Exercise requirements:
Below are the records; copy each line in which "tien" can be found.
____
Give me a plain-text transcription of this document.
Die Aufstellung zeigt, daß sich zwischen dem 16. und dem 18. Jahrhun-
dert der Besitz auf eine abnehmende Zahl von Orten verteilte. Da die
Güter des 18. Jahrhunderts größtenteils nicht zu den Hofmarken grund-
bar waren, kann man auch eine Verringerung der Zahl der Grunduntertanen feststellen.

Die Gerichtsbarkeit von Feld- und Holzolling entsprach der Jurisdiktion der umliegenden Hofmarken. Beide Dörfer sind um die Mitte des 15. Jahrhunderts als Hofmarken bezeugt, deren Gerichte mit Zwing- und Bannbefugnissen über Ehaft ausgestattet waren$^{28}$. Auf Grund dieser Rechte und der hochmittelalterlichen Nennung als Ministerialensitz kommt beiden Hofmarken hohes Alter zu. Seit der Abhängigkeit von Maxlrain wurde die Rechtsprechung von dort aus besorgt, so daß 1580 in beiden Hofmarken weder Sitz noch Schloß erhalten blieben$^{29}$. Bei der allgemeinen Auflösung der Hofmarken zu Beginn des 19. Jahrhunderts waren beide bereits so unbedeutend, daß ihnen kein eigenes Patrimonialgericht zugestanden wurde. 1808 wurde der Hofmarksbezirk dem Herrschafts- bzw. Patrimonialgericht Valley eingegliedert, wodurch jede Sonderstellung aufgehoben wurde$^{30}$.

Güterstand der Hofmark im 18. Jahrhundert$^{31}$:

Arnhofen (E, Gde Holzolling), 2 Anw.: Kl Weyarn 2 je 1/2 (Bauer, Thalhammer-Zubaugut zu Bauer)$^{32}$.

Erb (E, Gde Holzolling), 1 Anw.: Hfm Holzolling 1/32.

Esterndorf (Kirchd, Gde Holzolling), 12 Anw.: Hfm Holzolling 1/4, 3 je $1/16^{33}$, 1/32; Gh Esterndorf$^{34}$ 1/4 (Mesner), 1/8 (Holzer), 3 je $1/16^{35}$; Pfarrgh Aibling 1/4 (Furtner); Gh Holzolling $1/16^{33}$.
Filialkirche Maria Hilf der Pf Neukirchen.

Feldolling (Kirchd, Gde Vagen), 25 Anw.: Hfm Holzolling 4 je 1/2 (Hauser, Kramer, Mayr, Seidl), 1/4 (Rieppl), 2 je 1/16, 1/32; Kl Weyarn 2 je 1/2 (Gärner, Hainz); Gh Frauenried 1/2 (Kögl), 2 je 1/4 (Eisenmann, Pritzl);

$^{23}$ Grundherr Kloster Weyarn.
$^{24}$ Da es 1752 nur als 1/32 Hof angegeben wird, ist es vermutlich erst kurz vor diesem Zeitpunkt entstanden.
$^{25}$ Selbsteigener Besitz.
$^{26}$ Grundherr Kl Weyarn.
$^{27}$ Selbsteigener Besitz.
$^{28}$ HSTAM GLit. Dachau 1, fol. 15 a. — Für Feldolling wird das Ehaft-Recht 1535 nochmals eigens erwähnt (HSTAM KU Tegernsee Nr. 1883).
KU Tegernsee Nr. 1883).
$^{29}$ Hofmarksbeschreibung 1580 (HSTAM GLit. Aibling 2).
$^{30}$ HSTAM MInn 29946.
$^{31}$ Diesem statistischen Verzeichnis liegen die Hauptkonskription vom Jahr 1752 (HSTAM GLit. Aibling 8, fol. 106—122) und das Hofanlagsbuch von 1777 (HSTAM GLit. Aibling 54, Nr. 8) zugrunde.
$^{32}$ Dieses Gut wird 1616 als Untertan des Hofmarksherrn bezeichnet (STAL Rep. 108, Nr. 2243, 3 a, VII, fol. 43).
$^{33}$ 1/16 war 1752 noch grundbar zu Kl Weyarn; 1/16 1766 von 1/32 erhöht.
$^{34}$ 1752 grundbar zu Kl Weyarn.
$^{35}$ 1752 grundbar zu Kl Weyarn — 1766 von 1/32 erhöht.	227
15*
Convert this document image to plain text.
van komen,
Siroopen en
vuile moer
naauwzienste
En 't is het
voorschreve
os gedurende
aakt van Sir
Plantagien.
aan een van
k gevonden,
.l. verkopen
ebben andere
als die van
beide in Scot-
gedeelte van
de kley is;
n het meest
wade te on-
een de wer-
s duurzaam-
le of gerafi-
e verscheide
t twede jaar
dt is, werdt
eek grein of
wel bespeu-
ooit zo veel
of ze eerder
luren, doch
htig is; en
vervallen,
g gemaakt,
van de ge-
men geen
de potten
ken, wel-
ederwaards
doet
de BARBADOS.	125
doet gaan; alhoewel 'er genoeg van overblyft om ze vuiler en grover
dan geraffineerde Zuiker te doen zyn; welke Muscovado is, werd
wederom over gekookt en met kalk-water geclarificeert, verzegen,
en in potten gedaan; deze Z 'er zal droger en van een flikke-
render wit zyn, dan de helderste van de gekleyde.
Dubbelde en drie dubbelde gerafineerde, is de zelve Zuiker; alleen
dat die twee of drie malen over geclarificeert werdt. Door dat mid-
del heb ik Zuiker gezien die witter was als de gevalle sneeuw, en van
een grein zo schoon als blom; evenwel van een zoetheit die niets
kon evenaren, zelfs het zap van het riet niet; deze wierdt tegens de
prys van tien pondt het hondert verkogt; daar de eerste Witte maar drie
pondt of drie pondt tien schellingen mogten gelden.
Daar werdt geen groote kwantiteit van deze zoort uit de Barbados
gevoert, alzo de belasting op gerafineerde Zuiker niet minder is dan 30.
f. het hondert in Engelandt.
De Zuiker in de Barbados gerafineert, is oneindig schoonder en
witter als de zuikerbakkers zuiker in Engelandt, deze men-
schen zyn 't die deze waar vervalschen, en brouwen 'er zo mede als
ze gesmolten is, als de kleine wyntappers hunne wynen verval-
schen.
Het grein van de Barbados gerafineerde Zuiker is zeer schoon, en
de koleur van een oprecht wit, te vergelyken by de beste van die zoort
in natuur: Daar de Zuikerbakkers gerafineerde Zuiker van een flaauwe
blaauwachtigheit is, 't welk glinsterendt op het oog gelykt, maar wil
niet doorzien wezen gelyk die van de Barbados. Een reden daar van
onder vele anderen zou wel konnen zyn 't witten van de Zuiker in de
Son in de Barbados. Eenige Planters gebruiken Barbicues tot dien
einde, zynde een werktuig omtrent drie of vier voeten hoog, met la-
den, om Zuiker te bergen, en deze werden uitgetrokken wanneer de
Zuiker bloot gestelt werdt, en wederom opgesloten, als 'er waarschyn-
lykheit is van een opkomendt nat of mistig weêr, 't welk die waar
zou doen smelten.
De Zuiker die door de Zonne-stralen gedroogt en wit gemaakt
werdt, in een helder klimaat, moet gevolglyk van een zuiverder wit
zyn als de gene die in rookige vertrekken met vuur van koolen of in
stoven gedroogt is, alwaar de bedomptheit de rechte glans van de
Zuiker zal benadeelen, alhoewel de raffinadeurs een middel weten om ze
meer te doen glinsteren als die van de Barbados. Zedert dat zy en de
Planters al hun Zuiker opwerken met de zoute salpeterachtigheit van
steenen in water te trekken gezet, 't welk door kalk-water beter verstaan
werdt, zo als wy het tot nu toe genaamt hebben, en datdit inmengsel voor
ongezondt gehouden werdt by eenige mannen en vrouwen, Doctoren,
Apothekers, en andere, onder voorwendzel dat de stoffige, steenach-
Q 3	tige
____
Reply to the exercise:
prys van tien pondt het hondert verkogt; daar de eerste Witte maar drie
pondt of drie pondt tien schellingen mogten gelden.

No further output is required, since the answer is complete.